## start Material for this exercise
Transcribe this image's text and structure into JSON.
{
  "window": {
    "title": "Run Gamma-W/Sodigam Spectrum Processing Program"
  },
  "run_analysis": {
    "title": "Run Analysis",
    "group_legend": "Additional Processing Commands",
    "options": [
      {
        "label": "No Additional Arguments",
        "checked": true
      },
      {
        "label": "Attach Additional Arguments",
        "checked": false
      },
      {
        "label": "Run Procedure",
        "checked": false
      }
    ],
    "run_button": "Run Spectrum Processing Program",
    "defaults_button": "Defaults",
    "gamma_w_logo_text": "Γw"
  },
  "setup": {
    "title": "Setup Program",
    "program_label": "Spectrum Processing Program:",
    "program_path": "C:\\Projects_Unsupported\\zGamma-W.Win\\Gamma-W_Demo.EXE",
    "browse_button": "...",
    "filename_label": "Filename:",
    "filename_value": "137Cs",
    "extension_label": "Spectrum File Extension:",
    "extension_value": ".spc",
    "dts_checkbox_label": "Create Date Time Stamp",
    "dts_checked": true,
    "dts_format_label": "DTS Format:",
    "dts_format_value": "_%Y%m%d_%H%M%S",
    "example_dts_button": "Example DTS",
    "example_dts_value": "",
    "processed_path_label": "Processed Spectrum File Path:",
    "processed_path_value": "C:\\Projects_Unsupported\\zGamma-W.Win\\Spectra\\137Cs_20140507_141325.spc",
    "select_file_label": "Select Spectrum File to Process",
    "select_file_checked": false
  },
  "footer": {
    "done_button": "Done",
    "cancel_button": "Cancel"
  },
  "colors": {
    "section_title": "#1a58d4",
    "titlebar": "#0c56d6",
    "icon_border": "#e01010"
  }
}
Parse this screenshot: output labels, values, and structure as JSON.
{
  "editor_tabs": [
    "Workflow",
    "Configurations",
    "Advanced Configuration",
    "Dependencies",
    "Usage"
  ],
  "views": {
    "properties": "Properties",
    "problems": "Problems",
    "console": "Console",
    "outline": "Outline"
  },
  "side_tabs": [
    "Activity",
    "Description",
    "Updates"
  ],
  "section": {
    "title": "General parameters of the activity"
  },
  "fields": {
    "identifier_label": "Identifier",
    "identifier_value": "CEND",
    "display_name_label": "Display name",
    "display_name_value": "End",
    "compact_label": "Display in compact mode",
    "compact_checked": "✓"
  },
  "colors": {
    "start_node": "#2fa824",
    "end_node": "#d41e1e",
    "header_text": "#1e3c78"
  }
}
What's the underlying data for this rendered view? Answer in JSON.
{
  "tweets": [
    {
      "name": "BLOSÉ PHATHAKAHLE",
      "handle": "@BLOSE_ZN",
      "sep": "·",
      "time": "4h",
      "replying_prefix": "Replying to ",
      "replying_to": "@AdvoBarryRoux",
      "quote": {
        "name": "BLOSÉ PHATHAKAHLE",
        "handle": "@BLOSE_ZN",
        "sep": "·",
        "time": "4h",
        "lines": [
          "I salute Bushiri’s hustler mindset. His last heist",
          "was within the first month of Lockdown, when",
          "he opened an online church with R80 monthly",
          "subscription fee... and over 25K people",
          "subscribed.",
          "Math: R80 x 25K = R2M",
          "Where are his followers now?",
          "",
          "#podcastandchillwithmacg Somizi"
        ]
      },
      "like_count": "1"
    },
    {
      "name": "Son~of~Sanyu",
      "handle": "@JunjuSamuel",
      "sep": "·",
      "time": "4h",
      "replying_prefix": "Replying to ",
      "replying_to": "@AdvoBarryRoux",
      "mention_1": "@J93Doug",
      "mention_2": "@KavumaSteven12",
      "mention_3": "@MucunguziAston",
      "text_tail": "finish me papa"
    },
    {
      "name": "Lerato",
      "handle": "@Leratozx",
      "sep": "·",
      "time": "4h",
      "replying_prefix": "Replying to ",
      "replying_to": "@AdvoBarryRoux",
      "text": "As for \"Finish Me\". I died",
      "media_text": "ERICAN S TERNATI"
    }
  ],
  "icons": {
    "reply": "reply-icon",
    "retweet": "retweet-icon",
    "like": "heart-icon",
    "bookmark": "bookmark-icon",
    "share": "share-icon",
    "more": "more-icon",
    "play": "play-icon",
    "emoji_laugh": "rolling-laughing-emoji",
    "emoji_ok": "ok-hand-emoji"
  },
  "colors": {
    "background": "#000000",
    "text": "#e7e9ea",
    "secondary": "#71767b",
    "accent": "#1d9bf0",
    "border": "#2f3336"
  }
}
## end Material for this exercise
* What this task involves: Each line of the material above needs to be quoted exactly, please.

* Reply:
Transcribe this image's text and structure into JSON.
{
  "window": {
    "title": "Run Gamma-W/Sodigam Spectrum Processing Program"
  },
  "run_analysis": {
    "title": "Run Analysis",
    "group_legend": "Additional Processing Commands",
    "options": [
      {
        "label": "No Additional Arguments",
        "checked": true
      },
      {
        "label": "Attach Additional Arguments",
        "checked": false
      },
      {
        "label": "Run Procedure",
        "checked": false
      }
    ],
    "run_button": "Run Spectrum Processing Program",
    "defaults_button": "Defaults",
    "gamma_w_logo_text": "Γw"
  },
  "setup": {
    "title": "Setup Program",
    "program_label": "Spectrum Processing Program:",
    "program_path": "C:\\Projects_Unsupported\\zGamma-W.Win\\Gamma-W_Demo.EXE",
    "browse_button": "...",
    "filename_label": "Filename:",
    "filename_value": "137Cs",
    "extension_label": "Spectrum File Extension:",
    "extension_value": ".spc",
    "dts_checkbox_label": "Create Date Time Stamp",
    "dts_checked": true,
    "dts_format_label": "DTS Format:",
    "dts_format_value": "_%Y%m%d_%H%M%S",
    "example_dts_button": "Example DTS",
    "example_dts_value": "",
    "processed_path_label": "Processed Spectrum File Path:",
    "processed_path_value": "C:\\Projects_Unsupported\\zGamma-W.Win\\Spectra\\137Cs_20140507_141325.spc",
    "select_file_label": "Select Spectrum File to Process",
    "select_file_checked": false
  },
  "footer": {
    "done_button": "Done",
    "cancel_button": "Cancel"
  },
  "colors": {
    "section_title": "#1a58d4",
    "titlebar": "#0c56d6",
    "icon_border": "#e01010"
  }
}
Parse this screenshot: output labels, values, and structure as JSON.
{
  "editor_tabs": [
    "Workflow",
    "Configurations",
    "Advanced Configuration",
    "Dependencies",
    "Usage"
  ],
  "views": {
    "properties": "Properties",
    "problems": "Problems",
    "console": "Console",
    "outline": "Outline"
  },
  "side_tabs": [
    "Activity",
    "Description",
    "Updates"
  ],
  "section": {
    "title": "General parameters of the activity"
  },
  "fields": {
    "identifier_label": "Identifier",
    "identifier_value": "CEND",
    "display_name_label": "Display name",
    "display_name_value": "End",
    "compact_label": "Display in compact mode",
    "compact_checked": "✓"
  },
  "colors": {
    "start_node": "#2fa824",
    "end_node": "#d41e1e",
    "header_text": "#1e3c78"
  }
}
What's the underlying data for this rendered view? Answer in JSON.
{
  "tweets": [
    {
      "name": "BLOSÉ PHATHAKAHLE",
      "handle": "@BLOSE_ZN",
      "sep": "·",
      "time": "4h",
      "replying_prefix": "Replying to ",
      "replying_to": "@AdvoBarryRoux",
      "quote": {
        "name": "BLOSÉ PHATHAKAHLE",
        "handle": "@BLOSE_ZN",
        "sep": "·",
        "time": "4h",
        "lines": [
          "I salute Bushiri’s hustler mindset. His last heist",
          "was within the first month of Lockdown, when",
          "he opened an online church with R80 monthly",
          "subscription fee... and over 25K people",
          "subscribed.",
          "Math: R80 x 25K = R2M",
          "Where are his followers now?",
          "",
          "#podcastandchillwithmacg Somizi"
        ]
      },
      "like_count": "1"
    },
    {
      "name": "Son~of~Sanyu",
      "handle": "@JunjuSamuel",
      "sep": "·",
      "time": "4h",
      "replying_prefix": "Replying to ",
      "replying_to": "@AdvoBarryRoux",
      "mention_1": "@J93Doug",
      "mention_2": "@KavumaSteven12",
      "mention_3": "@MucunguziAston",
      "text_tail": "finish me papa"
    },
    {
      "name": "Lerato",
      "handle": "@Leratozx",
      "sep": "·",
      "time": "4h",
      "replying_prefix": "Replying to ",
      "replying_to": "@AdvoBarryRoux",
      "text": "As for \"Finish Me\". I died",
      "media_text": "ERICAN S TERNATI"
    }
  ],
  "icons": {
    "reply": "reply-icon",
    "retweet": "retweet-icon",
    "like": "heart-icon",
    "bookmark": "bookmark-icon",
    "share": "share-icon",
    "more": "more-icon",
    "play": "play-icon",
    "emoji_laugh": "rolling-laughing-emoji",
    "emoji_ok": "ok-hand-emoji"
  },
  "colors": {
    "background": "#000000",
    "text": "#e7e9ea",
    "secondary": "#71767b",
    "accent": "#1d9bf0",
    "border": "#2f3336"
  }
}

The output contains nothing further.